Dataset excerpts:
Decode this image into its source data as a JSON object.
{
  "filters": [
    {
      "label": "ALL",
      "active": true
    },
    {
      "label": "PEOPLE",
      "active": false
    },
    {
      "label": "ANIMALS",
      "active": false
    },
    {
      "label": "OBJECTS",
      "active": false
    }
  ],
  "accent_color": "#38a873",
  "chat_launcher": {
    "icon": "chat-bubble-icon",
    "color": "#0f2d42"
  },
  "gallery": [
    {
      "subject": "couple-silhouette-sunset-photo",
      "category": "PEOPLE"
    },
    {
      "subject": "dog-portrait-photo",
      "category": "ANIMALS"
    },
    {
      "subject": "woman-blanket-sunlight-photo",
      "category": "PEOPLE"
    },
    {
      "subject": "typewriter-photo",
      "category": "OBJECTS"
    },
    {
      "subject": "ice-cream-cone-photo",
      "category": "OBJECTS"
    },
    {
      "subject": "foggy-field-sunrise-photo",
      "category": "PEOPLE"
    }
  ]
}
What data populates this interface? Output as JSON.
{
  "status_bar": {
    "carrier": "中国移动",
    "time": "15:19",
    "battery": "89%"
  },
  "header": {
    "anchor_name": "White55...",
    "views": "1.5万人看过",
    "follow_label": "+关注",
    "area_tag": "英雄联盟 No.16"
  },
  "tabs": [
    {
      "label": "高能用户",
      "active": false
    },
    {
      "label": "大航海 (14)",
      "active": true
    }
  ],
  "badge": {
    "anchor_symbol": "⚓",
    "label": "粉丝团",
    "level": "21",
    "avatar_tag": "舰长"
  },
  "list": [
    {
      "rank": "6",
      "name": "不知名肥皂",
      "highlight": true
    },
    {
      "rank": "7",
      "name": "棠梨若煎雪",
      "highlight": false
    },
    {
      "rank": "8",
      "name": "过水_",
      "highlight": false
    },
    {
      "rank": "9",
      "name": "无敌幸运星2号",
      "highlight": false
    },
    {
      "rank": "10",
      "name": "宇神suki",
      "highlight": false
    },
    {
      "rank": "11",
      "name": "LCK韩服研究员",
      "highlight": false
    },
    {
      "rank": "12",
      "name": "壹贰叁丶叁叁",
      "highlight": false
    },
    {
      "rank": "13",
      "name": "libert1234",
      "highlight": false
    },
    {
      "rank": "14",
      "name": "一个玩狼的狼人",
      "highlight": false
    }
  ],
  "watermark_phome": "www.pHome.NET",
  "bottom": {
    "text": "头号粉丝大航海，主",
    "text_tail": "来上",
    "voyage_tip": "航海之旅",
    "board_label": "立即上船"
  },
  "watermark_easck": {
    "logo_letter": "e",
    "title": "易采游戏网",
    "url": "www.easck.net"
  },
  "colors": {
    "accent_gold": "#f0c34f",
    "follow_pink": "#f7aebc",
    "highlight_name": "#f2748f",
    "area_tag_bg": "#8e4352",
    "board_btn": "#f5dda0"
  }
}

#### TO BE DONE
Word for word, restate all of the data shown above.

#### RESPONSE
Decode this image into its source data as a JSON object.
{
  "filters": [
    {
      "label": "ALL",
      "active": true
    },
    {
      "label": "PEOPLE",
      "active": false
    },
    {
      "label": "ANIMALS",
      "active": false
    },
    {
      "label": "OBJECTS",
      "active": false
    }
  ],
  "accent_color": "#38a873",
  "chat_launcher": {
    "icon": "chat-bubble-icon",
    "color": "#0f2d42"
  },
  "gallery": [
    {
      "subject": "couple-silhouette-sunset-photo",
      "category": "PEOPLE"
    },
    {
      "subject": "dog-portrait-photo",
      "category": "ANIMALS"
    },
    {
      "subject": "woman-blanket-sunlight-photo",
      "category": "PEOPLE"
    },
    {
      "subject": "typewriter-photo",
      "category": "OBJECTS"
    },
    {
      "subject": "ice-cream-cone-photo",
      "category": "OBJECTS"
    },
    {
      "subject": "foggy-field-sunrise-photo",
      "category": "PEOPLE"
    }
  ]
}
What data populates this interface? Output as JSON.
{
  "status_bar": {
    "carrier": "中国移动",
    "time": "15:19",
    "battery": "89%"
  },
  "header": {
    "anchor_name": "White55...",
    "views": "1.5万人看过",
    "follow_label": "+关注",
    "area_tag": "英雄联盟 No.16"
  },
  "tabs": [
    {
      "label": "高能用户",
      "active": false
    },
    {
      "label": "大航海 (14)",
      "active": true
    }
  ],
  "badge": {
    "anchor_symbol": "⚓",
    "label": "粉丝团",
    "level": "21",
    "avatar_tag": "舰长"
  },
  "list": [
    {
      "rank": "6",
      "name": "不知名肥皂",
      "highlight": true
    },
    {
      "rank": "7",
      "name": "棠梨若煎雪",
      "highlight": false
    },
    {
      "rank": "8",
      "name": "过水_",
      "highlight": false
    },
    {
      "rank": "9",
      "name": "无敌幸运星2号",
      "highlight": false
    },
    {
      "rank": "10",
      "name": "宇神suki",
      "highlight": false
    },
    {
      "rank": "11",
      "name": "LCK韩服研究员",
      "highlight": false
    },
    {
      "rank": "12",
      "name": "壹贰叁丶叁叁",
      "highlight": false
    },
    {
      "rank": "13",
      "name": "libert1234",
      "highlight": false
    },
    {
      "rank": "14",
      "name": "一个玩狼的狼人",
      "highlight": false
    }
  ],
  "watermark_phome": "www.pHome.NET",
  "bottom": {
    "text": "头号粉丝大航海，主",
    "text_tail": "来上",
    "voyage_tip": "航海之旅",
    "board_label": "立即上船"
  },
  "watermark_easck": {
    "logo_letter": "e",
    "title": "易采游戏网",
    "url": "www.easck.net"
  },
  "colors": {
    "accent_gold": "#f0c34f",
    "follow_pink": "#f7aebc",
    "highlight_name": "#f2748f",
    "area_tag_bg": "#8e4352",
    "board_btn": "#f5dda0"
  }
}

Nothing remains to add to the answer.